>> START

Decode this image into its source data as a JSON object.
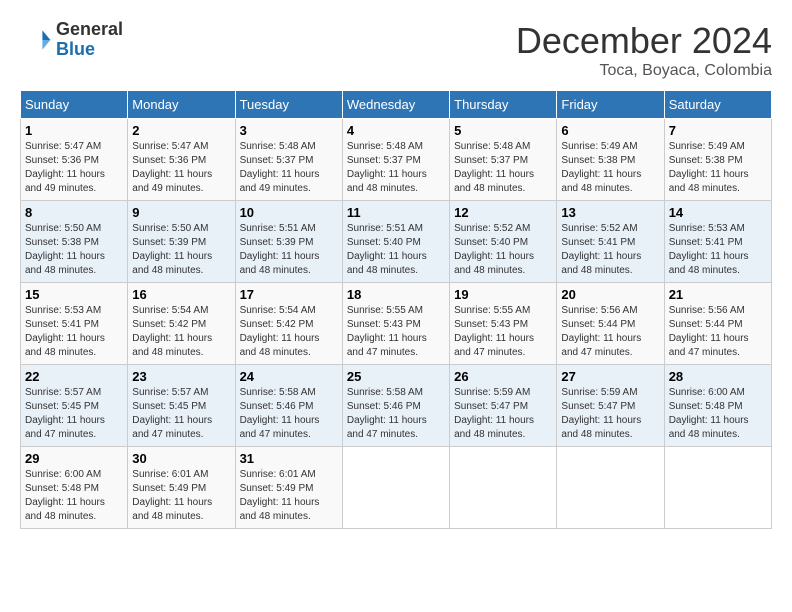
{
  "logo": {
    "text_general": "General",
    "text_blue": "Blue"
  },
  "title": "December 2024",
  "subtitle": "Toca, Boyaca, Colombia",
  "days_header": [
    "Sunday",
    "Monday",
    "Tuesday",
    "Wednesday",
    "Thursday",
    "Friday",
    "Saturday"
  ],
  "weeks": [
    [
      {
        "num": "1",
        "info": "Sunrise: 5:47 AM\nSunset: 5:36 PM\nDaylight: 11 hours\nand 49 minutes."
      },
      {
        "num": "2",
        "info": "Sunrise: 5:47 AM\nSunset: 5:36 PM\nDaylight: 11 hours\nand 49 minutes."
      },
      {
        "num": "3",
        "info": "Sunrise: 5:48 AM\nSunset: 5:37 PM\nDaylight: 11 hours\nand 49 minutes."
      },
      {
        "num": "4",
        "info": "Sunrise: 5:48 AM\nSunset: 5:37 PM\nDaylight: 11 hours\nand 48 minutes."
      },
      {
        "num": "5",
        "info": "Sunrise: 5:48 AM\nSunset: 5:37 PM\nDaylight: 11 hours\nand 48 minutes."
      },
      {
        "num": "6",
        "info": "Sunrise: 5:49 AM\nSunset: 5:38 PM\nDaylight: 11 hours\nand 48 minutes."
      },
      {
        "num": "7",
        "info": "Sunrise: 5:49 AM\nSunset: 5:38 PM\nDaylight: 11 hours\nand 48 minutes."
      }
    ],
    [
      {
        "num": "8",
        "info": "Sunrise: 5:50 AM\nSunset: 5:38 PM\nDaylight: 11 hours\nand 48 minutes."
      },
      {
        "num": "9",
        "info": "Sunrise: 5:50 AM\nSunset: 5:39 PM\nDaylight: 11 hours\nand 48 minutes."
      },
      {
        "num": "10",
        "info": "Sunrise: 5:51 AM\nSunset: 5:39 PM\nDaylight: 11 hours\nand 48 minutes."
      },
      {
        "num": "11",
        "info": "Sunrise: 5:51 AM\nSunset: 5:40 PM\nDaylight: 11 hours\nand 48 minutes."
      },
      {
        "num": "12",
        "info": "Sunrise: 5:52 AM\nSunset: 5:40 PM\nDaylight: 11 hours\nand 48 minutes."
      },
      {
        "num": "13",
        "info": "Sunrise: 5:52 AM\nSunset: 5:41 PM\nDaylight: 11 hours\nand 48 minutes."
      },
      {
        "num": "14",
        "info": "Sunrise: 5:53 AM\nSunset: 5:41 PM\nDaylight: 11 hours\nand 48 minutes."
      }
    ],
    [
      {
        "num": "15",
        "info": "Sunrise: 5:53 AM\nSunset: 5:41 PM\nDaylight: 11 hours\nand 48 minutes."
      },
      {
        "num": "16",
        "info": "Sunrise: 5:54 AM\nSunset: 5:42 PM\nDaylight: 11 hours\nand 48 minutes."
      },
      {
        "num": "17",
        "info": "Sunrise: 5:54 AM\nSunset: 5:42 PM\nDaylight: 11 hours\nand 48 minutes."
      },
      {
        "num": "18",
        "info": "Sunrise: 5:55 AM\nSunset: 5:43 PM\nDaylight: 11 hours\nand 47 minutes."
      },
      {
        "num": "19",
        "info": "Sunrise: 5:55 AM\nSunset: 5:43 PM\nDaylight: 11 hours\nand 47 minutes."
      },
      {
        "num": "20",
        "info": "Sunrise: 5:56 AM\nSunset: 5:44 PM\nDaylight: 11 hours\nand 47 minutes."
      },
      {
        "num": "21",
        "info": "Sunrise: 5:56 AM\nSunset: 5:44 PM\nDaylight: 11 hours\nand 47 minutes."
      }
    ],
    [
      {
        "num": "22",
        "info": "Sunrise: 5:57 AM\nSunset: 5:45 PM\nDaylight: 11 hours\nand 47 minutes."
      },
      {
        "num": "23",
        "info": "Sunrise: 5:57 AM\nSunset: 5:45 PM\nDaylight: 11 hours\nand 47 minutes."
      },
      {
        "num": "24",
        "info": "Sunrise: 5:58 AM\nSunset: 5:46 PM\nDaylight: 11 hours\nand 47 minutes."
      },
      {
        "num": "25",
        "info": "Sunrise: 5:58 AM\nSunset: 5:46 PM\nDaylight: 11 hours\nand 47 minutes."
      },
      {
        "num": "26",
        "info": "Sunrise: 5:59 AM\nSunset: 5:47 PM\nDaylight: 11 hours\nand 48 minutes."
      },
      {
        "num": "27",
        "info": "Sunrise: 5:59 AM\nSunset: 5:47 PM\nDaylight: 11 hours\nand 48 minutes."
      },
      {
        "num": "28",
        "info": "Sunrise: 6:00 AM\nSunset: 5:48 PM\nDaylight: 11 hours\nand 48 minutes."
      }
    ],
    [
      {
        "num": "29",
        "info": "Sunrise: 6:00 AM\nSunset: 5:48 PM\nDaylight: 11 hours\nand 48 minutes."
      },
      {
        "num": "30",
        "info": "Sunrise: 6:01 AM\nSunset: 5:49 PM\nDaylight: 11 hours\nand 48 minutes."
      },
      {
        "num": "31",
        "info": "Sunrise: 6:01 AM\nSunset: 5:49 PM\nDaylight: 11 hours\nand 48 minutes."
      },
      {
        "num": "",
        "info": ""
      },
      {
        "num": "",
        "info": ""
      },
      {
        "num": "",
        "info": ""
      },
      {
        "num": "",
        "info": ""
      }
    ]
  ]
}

>> END
>> START

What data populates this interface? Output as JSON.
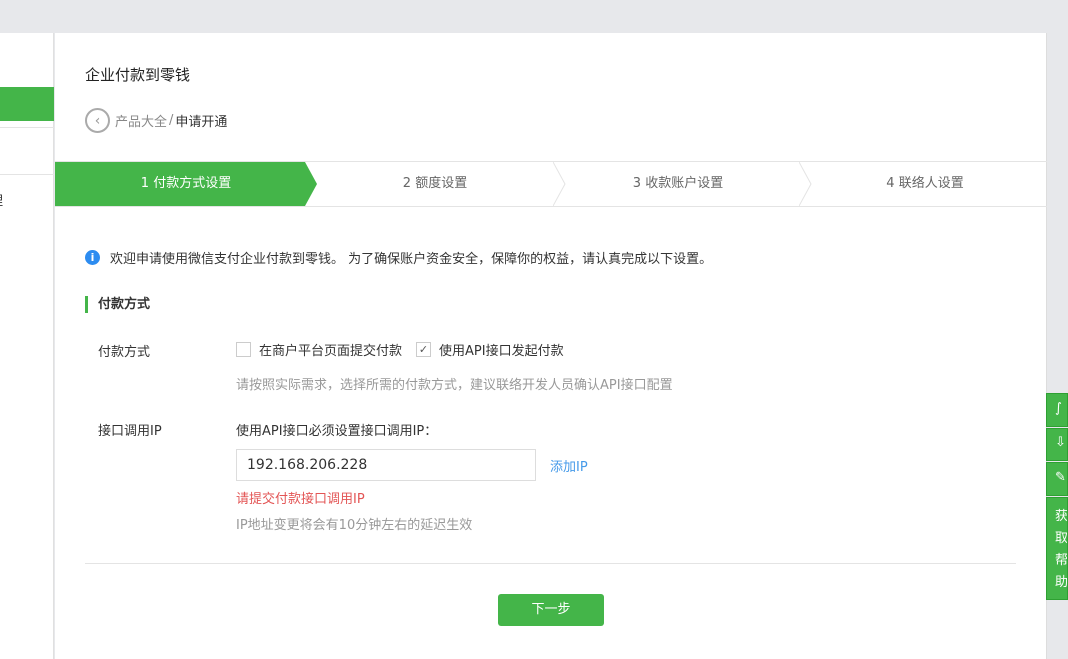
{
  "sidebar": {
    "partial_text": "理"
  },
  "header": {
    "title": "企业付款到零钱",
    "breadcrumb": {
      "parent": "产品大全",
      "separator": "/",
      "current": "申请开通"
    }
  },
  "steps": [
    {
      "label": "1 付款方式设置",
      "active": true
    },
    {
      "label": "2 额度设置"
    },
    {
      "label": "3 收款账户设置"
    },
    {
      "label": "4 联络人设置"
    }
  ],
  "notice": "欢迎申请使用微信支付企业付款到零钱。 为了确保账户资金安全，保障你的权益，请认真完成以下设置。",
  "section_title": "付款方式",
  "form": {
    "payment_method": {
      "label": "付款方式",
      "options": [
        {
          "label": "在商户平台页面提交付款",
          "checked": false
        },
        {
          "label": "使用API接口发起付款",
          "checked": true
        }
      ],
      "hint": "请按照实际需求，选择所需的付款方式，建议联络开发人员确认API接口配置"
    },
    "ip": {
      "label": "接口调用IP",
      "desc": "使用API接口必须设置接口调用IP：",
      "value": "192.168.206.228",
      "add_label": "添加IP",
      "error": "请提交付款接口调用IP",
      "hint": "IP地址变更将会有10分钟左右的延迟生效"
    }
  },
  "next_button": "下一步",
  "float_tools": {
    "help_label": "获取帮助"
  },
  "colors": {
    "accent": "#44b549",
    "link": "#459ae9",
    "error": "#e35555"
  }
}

>> END

▶ **Stated goal**:
From the material above, gather all lines that include the string "JSON" and copy them.

▶ **Exercise solution**:
Decode this image into its source data as a JSON object.
What data populates this interface? Output as JSON.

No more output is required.